▶ Aim:
Extract each line of the records below that contains the word "color".

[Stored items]
■ ■ ■ ■ ■ ■ ■

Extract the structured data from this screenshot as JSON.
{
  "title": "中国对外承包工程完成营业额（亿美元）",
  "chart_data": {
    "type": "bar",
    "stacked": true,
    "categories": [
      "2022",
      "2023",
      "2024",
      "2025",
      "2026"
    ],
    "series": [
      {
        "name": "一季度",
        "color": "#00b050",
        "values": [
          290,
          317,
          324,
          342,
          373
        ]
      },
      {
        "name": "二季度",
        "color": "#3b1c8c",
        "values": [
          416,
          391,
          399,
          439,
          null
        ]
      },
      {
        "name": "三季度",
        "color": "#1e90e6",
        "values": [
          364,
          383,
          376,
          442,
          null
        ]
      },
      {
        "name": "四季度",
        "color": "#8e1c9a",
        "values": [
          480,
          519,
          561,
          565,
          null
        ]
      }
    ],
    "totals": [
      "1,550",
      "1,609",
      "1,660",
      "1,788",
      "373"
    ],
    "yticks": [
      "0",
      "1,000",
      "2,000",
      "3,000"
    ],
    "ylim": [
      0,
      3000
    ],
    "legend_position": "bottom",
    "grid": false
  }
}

■ ■ ■ ■ ■ ■ ■

▶ Solution below:
        "color": "#00b050",
        "color": "#3b1c8c",
        "color": "#1e90e6",
        "color": "#8e1c9a",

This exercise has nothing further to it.